EXERCISE BRIEF: All of the records below need to be copied exactly.

··········

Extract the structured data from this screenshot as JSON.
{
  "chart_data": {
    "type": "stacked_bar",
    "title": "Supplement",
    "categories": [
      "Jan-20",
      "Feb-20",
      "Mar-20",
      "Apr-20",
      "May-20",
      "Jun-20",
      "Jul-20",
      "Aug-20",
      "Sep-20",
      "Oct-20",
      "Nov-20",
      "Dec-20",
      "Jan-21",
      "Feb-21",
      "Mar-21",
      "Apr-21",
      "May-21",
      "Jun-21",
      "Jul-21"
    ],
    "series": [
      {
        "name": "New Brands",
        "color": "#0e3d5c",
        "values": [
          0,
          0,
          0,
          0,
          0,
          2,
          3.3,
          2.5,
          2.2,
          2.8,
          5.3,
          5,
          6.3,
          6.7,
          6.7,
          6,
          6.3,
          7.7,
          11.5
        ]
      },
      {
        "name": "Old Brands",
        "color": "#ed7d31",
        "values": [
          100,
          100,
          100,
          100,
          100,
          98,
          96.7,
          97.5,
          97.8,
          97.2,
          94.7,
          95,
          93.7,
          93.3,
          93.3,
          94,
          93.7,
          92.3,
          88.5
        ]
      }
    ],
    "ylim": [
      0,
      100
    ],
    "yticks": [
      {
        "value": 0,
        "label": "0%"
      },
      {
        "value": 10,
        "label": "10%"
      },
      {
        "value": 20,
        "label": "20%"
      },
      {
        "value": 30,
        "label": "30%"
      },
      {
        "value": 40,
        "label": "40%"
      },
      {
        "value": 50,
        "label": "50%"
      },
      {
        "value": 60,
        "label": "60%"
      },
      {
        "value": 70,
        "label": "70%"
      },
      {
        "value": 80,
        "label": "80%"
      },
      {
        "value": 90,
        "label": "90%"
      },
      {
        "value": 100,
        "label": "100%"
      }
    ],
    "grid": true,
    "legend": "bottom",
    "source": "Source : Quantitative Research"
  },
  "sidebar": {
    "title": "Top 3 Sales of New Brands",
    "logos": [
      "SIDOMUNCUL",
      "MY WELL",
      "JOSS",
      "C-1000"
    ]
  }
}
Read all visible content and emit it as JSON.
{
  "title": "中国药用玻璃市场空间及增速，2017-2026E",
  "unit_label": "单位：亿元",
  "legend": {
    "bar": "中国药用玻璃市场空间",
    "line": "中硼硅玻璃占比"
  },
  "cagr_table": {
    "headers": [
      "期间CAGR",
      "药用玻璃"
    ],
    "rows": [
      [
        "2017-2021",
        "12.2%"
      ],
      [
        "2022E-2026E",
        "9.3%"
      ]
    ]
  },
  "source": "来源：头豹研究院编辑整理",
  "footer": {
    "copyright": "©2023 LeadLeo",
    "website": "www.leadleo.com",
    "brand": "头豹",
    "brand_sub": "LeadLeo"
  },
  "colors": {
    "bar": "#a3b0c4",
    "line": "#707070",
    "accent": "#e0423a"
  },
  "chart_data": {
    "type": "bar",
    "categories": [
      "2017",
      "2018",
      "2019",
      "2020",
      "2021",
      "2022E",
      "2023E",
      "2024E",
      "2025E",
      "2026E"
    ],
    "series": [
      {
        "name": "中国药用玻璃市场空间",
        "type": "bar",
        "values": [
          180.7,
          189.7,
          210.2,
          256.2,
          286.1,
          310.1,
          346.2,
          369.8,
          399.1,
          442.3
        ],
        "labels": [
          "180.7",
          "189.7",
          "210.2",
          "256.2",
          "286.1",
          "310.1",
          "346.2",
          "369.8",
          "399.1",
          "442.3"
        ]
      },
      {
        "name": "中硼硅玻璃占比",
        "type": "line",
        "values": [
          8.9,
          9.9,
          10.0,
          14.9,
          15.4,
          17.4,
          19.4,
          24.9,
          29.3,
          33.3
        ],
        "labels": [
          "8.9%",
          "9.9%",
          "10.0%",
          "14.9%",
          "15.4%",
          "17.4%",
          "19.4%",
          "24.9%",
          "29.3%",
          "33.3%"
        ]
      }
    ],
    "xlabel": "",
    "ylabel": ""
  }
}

··········

EXERCISE OUTPUT:
Extract the structured data from this screenshot as JSON.
{
  "chart_data": {
    "type": "stacked_bar",
    "title": "Supplement",
    "categories": [
      "Jan-20",
      "Feb-20",
      "Mar-20",
      "Apr-20",
      "May-20",
      "Jun-20",
      "Jul-20",
      "Aug-20",
      "Sep-20",
      "Oct-20",
      "Nov-20",
      "Dec-20",
      "Jan-21",
      "Feb-21",
      "Mar-21",
      "Apr-21",
      "May-21",
      "Jun-21",
      "Jul-21"
    ],
    "series": [
      {
        "name": "New Brands",
        "color": "#0e3d5c",
        "values": [
          0,
          0,
          0,
          0,
          0,
          2,
          3.3,
          2.5,
          2.2,
          2.8,
          5.3,
          5,
          6.3,
          6.7,
          6.7,
          6,
          6.3,
          7.7,
          11.5
        ]
      },
      {
        "name": "Old Brands",
        "color": "#ed7d31",
        "values": [
          100,
          100,
          100,
          100,
          100,
          98,
          96.7,
          97.5,
          97.8,
          97.2,
          94.7,
          95,
          93.7,
          93.3,
          93.3,
          94,
          93.7,
          92.3,
          88.5
        ]
      }
    ],
    "ylim": [
      0,
      100
    ],
    "yticks": [
      {
        "value": 0,
        "label": "0%"
      },
      {
        "value": 10,
        "label": "10%"
      },
      {
        "value": 20,
        "label": "20%"
      },
      {
        "value": 30,
        "label": "30%"
      },
      {
        "value": 40,
        "label": "40%"
      },
      {
        "value": 50,
        "label": "50%"
      },
      {
        "value": 60,
        "label": "60%"
      },
      {
        "value": 70,
        "label": "70%"
      },
      {
        "value": 80,
        "label": "80%"
      },
      {
        "value": 90,
        "label": "90%"
      },
      {
        "value": 100,
        "label": "100%"
      }
    ],
    "grid": true,
    "legend": "bottom",
    "source": "Source : Quantitative Research"
  },
  "sidebar": {
    "title": "Top 3 Sales of New Brands",
    "logos": [
      "SIDOMUNCUL",
      "MY WELL",
      "JOSS",
      "C-1000"
    ]
  }
}
Read all visible content and emit it as JSON.
{
  "title": "中国药用玻璃市场空间及增速，2017-2026E",
  "unit_label": "单位：亿元",
  "legend": {
    "bar": "中国药用玻璃市场空间",
    "line": "中硼硅玻璃占比"
  },
  "cagr_table": {
    "headers": [
      "期间CAGR",
      "药用玻璃"
    ],
    "rows": [
      [
        "2017-2021",
        "12.2%"
      ],
      [
        "2022E-2026E",
        "9.3%"
      ]
    ]
  },
  "source": "来源：头豹研究院编辑整理",
  "footer": {
    "copyright": "©2023 LeadLeo",
    "website": "www.leadleo.com",
    "brand": "头豹",
    "brand_sub": "LeadLeo"
  },
  "colors": {
    "bar": "#a3b0c4",
    "line": "#707070",
    "accent": "#e0423a"
  },
  "chart_data": {
    "type": "bar",
    "categories": [
      "2017",
      "2018",
      "2019",
      "2020",
      "2021",
      "2022E",
      "2023E",
      "2024E",
      "2025E",
      "2026E"
    ],
    "series": [
      {
        "name": "中国药用玻璃市场空间",
        "type": "bar",
        "values": [
          180.7,
          189.7,
          210.2,
          256.2,
          286.1,
          310.1,
          346.2,
          369.8,
          399.1,
          442.3
        ],
        "labels": [
          "180.7",
          "189.7",
          "210.2",
          "256.2",
          "286.1",
          "310.1",
          "346.2",
          "369.8",
          "399.1",
          "442.3"
        ]
      },
      {
        "name": "中硼硅玻璃占比",
        "type": "line",
        "values": [
          8.9,
          9.9,
          10.0,
          14.9,
          15.4,
          17.4,
          19.4,
          24.9,
          29.3,
          33.3
        ],
        "labels": [
          "8.9%",
          "9.9%",
          "10.0%",
          "14.9%",
          "15.4%",
          "17.4%",
          "19.4%",
          "24.9%",
          "29.3%",
          "33.3%"
        ]
      }
    ],
    "xlabel": "",
    "ylabel": ""
  }
}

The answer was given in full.